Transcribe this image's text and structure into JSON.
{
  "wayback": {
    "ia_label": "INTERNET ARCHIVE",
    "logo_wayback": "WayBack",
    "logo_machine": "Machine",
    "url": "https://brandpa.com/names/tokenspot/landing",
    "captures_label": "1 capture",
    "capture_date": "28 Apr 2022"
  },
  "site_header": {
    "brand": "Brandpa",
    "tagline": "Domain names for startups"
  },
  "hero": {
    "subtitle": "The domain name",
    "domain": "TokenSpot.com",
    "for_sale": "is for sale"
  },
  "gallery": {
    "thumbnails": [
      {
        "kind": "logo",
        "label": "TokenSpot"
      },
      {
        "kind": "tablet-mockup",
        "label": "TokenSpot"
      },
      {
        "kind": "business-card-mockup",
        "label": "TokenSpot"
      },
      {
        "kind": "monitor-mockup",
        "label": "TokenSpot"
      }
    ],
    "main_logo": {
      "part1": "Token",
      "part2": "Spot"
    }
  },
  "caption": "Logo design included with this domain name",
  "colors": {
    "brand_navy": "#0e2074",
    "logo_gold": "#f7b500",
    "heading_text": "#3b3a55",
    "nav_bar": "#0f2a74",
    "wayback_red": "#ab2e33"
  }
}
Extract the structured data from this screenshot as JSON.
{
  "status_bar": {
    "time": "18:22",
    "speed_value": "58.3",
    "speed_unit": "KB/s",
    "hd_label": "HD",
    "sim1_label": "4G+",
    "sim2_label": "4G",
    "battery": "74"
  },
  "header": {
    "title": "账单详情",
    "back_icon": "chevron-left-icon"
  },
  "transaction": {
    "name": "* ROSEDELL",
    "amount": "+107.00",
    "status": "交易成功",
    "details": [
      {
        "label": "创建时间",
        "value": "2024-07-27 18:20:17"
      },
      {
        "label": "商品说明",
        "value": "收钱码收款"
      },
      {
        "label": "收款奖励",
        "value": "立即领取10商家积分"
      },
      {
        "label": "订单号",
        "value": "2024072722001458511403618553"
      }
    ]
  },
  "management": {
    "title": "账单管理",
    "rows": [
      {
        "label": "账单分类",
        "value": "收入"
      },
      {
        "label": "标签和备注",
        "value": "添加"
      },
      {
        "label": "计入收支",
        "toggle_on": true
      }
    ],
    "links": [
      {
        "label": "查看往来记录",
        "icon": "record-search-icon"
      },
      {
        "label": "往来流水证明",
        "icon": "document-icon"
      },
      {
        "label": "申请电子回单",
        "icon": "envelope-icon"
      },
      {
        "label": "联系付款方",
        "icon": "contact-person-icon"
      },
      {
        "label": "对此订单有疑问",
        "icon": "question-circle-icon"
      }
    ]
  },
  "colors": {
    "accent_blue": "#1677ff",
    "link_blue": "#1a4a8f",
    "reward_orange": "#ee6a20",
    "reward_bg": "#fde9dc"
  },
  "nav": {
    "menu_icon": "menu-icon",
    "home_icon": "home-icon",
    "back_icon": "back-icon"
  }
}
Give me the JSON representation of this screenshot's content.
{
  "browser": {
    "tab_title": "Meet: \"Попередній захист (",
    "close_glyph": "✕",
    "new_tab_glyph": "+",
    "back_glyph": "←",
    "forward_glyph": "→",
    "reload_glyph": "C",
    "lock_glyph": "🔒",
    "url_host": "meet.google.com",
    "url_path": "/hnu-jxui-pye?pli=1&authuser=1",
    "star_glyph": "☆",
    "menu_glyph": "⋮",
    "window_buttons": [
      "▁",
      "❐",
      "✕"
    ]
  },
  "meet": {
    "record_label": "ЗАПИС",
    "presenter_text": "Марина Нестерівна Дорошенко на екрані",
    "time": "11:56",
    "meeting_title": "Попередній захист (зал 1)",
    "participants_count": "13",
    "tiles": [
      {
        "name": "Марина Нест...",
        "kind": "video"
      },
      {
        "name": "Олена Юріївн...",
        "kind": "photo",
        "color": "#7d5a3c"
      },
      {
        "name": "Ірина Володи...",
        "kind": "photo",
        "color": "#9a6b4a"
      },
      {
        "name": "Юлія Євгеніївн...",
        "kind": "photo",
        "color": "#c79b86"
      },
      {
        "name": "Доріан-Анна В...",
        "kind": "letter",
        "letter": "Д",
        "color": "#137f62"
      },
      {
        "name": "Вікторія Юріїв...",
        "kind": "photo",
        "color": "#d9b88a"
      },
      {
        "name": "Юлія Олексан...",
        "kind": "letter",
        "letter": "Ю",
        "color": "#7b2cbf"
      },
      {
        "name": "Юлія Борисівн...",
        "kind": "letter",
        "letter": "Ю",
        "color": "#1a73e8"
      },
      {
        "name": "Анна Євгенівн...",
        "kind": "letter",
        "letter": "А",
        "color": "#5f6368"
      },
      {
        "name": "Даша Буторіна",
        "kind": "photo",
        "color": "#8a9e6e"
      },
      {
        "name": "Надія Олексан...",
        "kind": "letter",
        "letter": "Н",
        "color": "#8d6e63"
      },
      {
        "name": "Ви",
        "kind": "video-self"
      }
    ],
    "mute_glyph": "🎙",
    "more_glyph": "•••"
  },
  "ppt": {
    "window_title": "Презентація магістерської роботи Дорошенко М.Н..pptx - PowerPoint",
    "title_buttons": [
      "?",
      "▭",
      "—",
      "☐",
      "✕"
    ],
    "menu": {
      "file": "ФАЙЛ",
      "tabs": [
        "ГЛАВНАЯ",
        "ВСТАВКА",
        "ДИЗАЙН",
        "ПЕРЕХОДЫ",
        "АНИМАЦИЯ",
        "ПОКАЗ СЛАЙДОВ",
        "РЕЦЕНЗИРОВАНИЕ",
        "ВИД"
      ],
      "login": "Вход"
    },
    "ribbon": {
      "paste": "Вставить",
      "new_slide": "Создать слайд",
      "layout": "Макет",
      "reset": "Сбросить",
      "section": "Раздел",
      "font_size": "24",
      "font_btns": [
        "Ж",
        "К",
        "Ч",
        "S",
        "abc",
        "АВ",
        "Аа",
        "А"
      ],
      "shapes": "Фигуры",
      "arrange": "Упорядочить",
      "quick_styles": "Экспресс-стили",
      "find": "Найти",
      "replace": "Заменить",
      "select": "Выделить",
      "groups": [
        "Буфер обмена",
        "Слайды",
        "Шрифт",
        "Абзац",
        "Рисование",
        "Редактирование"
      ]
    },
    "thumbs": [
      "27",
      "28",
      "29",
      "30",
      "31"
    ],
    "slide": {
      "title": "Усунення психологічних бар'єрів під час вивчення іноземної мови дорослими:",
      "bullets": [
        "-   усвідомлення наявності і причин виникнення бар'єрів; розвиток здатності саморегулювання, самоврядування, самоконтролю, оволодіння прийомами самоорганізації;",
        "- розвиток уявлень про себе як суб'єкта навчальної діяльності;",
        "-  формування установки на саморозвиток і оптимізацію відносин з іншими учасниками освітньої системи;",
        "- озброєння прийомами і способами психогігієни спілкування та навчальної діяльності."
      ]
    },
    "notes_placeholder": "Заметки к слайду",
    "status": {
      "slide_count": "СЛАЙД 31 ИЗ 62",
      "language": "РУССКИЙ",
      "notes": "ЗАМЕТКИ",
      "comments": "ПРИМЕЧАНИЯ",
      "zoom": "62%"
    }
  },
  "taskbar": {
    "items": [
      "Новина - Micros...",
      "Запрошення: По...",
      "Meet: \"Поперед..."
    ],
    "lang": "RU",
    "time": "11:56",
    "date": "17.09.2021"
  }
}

========

• _Requirements_
Return the entries above exactly, each one complete.

• _Task result_
Transcribe this image's text and structure into JSON.
{
  "wayback": {
    "ia_label": "INTERNET ARCHIVE",
    "logo_wayback": "WayBack",
    "logo_machine": "Machine",
    "url": "https://brandpa.com/names/tokenspot/landing",
    "captures_label": "1 capture",
    "capture_date": "28 Apr 2022"
  },
  "site_header": {
    "brand": "Brandpa",
    "tagline": "Domain names for startups"
  },
  "hero": {
    "subtitle": "The domain name",
    "domain": "TokenSpot.com",
    "for_sale": "is for sale"
  },
  "gallery": {
    "thumbnails": [
      {
        "kind": "logo",
        "label": "TokenSpot"
      },
      {
        "kind": "tablet-mockup",
        "label": "TokenSpot"
      },
      {
        "kind": "business-card-mockup",
        "label": "TokenSpot"
      },
      {
        "kind": "monitor-mockup",
        "label": "TokenSpot"
      }
    ],
    "main_logo": {
      "part1": "Token",
      "part2": "Spot"
    }
  },
  "caption": "Logo design included with this domain name",
  "colors": {
    "brand_navy": "#0e2074",
    "logo_gold": "#f7b500",
    "heading_text": "#3b3a55",
    "nav_bar": "#0f2a74",
    "wayback_red": "#ab2e33"
  }
}
Extract the structured data from this screenshot as JSON.
{
  "status_bar": {
    "time": "18:22",
    "speed_value": "58.3",
    "speed_unit": "KB/s",
    "hd_label": "HD",
    "sim1_label": "4G+",
    "sim2_label": "4G",
    "battery": "74"
  },
  "header": {
    "title": "账单详情",
    "back_icon": "chevron-left-icon"
  },
  "transaction": {
    "name": "* ROSEDELL",
    "amount": "+107.00",
    "status": "交易成功",
    "details": [
      {
        "label": "创建时间",
        "value": "2024-07-27 18:20:17"
      },
      {
        "label": "商品说明",
        "value": "收钱码收款"
      },
      {
        "label": "收款奖励",
        "value": "立即领取10商家积分"
      },
      {
        "label": "订单号",
        "value": "2024072722001458511403618553"
      }
    ]
  },
  "management": {
    "title": "账单管理",
    "rows": [
      {
        "label": "账单分类",
        "value": "收入"
      },
      {
        "label": "标签和备注",
        "value": "添加"
      },
      {
        "label": "计入收支",
        "toggle_on": true
      }
    ],
    "links": [
      {
        "label": "查看往来记录",
        "icon": "record-search-icon"
      },
      {
        "label": "往来流水证明",
        "icon": "document-icon"
      },
      {
        "label": "申请电子回单",
        "icon": "envelope-icon"
      },
      {
        "label": "联系付款方",
        "icon": "contact-person-icon"
      },
      {
        "label": "对此订单有疑问",
        "icon": "question-circle-icon"
      }
    ]
  },
  "colors": {
    "accent_blue": "#1677ff",
    "link_blue": "#1a4a8f",
    "reward_orange": "#ee6a20",
    "reward_bg": "#fde9dc"
  },
  "nav": {
    "menu_icon": "menu-icon",
    "home_icon": "home-icon",
    "back_icon": "back-icon"
  }
}
Give me the JSON representation of this screenshot's content.
{
  "browser": {
    "tab_title": "Meet: \"Попередній захист (",
    "close_glyph": "✕",
    "new_tab_glyph": "+",
    "back_glyph": "←",
    "forward_glyph": "→",
    "reload_glyph": "C",
    "lock_glyph": "🔒",
    "url_host": "meet.google.com",
    "url_path": "/hnu-jxui-pye?pli=1&authuser=1",
    "star_glyph": "☆",
    "menu_glyph": "⋮",
    "window_buttons": [
      "▁",
      "❐",
      "✕"
    ]
  },
  "meet": {
    "record_label": "ЗАПИС",
    "presenter_text": "Марина Нестерівна Дорошенко на екрані",
    "time": "11:56",
    "meeting_title": "Попередній захист (зал 1)",
    "participants_count": "13",
    "tiles": [
      {
        "name": "Марина Нест...",
        "kind": "video"
      },
      {
        "name": "Олена Юріївн...",
        "kind": "photo",
        "color": "#7d5a3c"
      },
      {
        "name": "Ірина Володи...",
        "kind": "photo",
        "color": "#9a6b4a"
      },
      {
        "name": "Юлія Євгеніївн...",
        "kind": "photo",
        "color": "#c79b86"
      },
      {
        "name": "Доріан-Анна В...",
        "kind": "letter",
        "letter": "Д",
        "color": "#137f62"
      },
      {
        "name": "Вікторія Юріїв...",
        "kind": "photo",
        "color": "#d9b88a"
      },
      {
        "name": "Юлія Олексан...",
        "kind": "letter",
        "letter": "Ю",
        "color": "#7b2cbf"
      },
      {
        "name": "Юлія Борисівн...",
        "kind": "letter",
        "letter": "Ю",
        "color": "#1a73e8"
      },
      {
        "name": "Анна Євгенівн...",
        "kind": "letter",
        "letter": "А",
        "color": "#5f6368"
      },
      {
        "name": "Даша Буторіна",
        "kind": "photo",
        "color": "#8a9e6e"
      },
      {
        "name": "Надія Олексан...",
        "kind": "letter",
        "letter": "Н",
        "color": "#8d6e63"
      },
      {
        "name": "Ви",
        "kind": "video-self"
      }
    ],
    "mute_glyph": "🎙",
    "more_glyph": "•••"
  },
  "ppt": {
    "window_title": "Презентація магістерської роботи Дорошенко М.Н..pptx - PowerPoint",
    "title_buttons": [
      "?",
      "▭",
      "—",
      "☐",
      "✕"
    ],
    "menu": {
      "file": "ФАЙЛ",
      "tabs": [
        "ГЛАВНАЯ",
        "ВСТАВКА",
        "ДИЗАЙН",
        "ПЕРЕХОДЫ",
        "АНИМАЦИЯ",
        "ПОКАЗ СЛАЙДОВ",
        "РЕЦЕНЗИРОВАНИЕ",
        "ВИД"
      ],
      "login": "Вход"
    },
    "ribbon": {
      "paste": "Вставить",
      "new_slide": "Создать слайд",
      "layout": "Макет",
      "reset": "Сбросить",
      "section": "Раздел",
      "font_size": "24",
      "font_btns": [
        "Ж",
        "К",
        "Ч",
        "S",
        "abc",
        "АВ",
        "Аа",
        "А"
      ],
      "shapes": "Фигуры",
      "arrange": "Упорядочить",
      "quick_styles": "Экспресс-стили",
      "find": "Найти",
      "replace": "Заменить",
      "select": "Выделить",
      "groups": [
        "Буфер обмена",
        "Слайды",
        "Шрифт",
        "Абзац",
        "Рисование",
        "Редактирование"
      ]
    },
    "thumbs": [
      "27",
      "28",
      "29",
      "30",
      "31"
    ],
    "slide": {
      "title": "Усунення психологічних бар'єрів під час вивчення іноземної мови дорослими:",
      "bullets": [
        "-   усвідомлення наявності і причин виникнення бар'єрів; розвиток здатності саморегулювання, самоврядування, самоконтролю, оволодіння прийомами самоорганізації;",
        "- розвиток уявлень про себе як суб'єкта навчальної діяльності;",
        "-  формування установки на саморозвиток і оптимізацію відносин з іншими учасниками освітньої системи;",
        "- озброєння прийомами і способами психогігієни спілкування та навчальної діяльності."
      ]
    },
    "notes_placeholder": "Заметки к слайду",
    "status": {
      "slide_count": "СЛАЙД 31 ИЗ 62",
      "language": "РУССКИЙ",
      "notes": "ЗАМЕТКИ",
      "comments": "ПРИМЕЧАНИЯ",
      "zoom": "62%"
    }
  },
  "taskbar": {
    "items": [
      "Новина - Micros...",
      "Запрошення: По...",
      "Meet: \"Поперед..."
    ],
    "lang": "RU",
    "time": "11:56",
    "date": "17.09.2021"
  }
}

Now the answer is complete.